任务要求:
列出下方泰禾集团报道中出现的全部人物姓名，并注明其职务。

文本段落:
====================
三月中旬,已然萌生春意的北京,陡然迎来一场疾风大雪。
早在两年前便爆雷、如今似乎正在“回血”的泰禾集团,也猝不及防发生变数。16日深夜,泰禾紧急召开了一场媒体沟通会,会议核心是“董事长正协助调查”。
据当天公告,泰禾集团董事长黄其森正在协助有关机关调查,董事会已启动应急预案,公司联席总裁葛勇和联席总裁王景岗正常主持各项生产经营工作。
第一财经获悉,泰禾集团执行副总裁黄曦、集团副总裁林文华早前也被带走协助调查。
一时间,这家房企再次被推到风口浪尖,董事长协助调查的原因、对债务重组的影响、是否存在关联交易未披露等,均被放到聚光灯下审视。站在台前的联席总裁,仅称“事情确实比较突然,我们知道的也不多了,现在情况不是很明确”。
一切看似处在迷雾中,但并非全然没有征兆。从创立泰禾之初,黄其森便表现出鲜明的个人风格,虽然面目宽厚、语调缓慢,但其在处事风格上极为激进,以金融思维做地产,敢于冒险加杠杆。不仅如此,泰禾的商业王国还触及医疗、保险等领域。
====================
原始资料:
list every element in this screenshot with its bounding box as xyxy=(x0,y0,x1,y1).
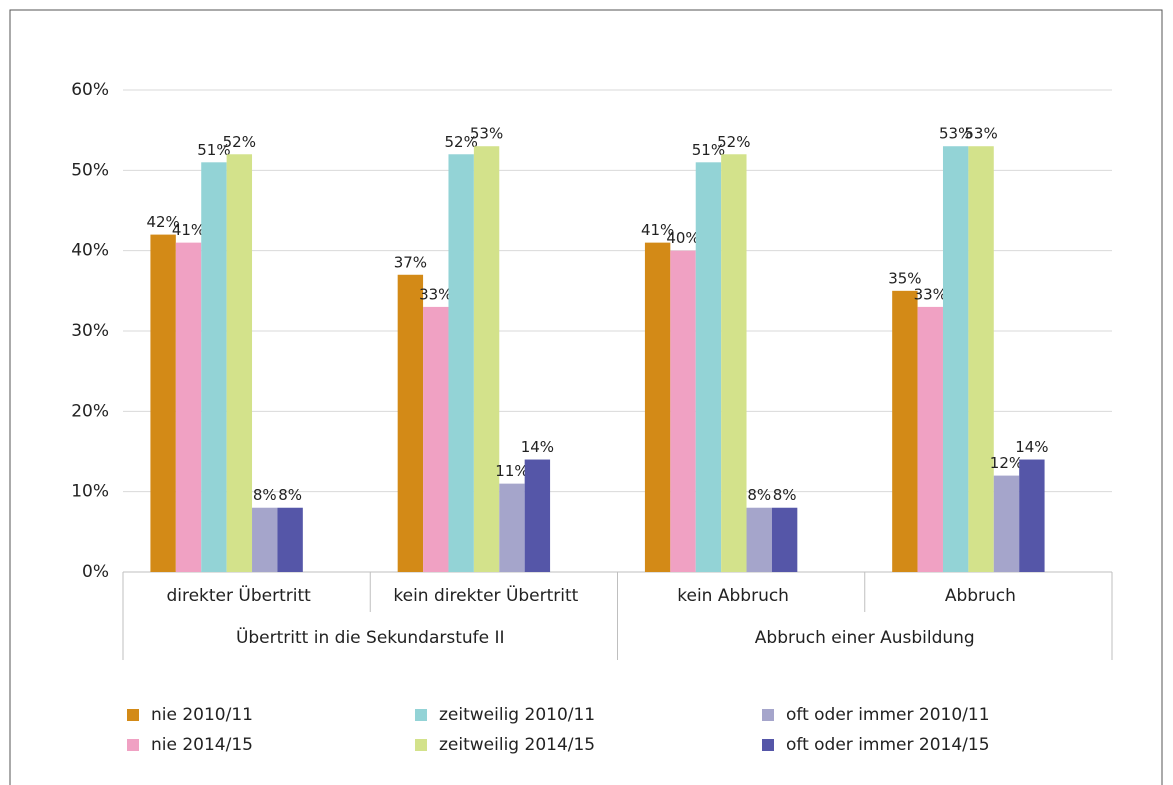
====================
最终结果:
黄其森：泰禾集团董事长
葛勇：联席总裁
王景岗：联席总裁
黄曦：泰禾集团执行副总裁
林文华：集团副总裁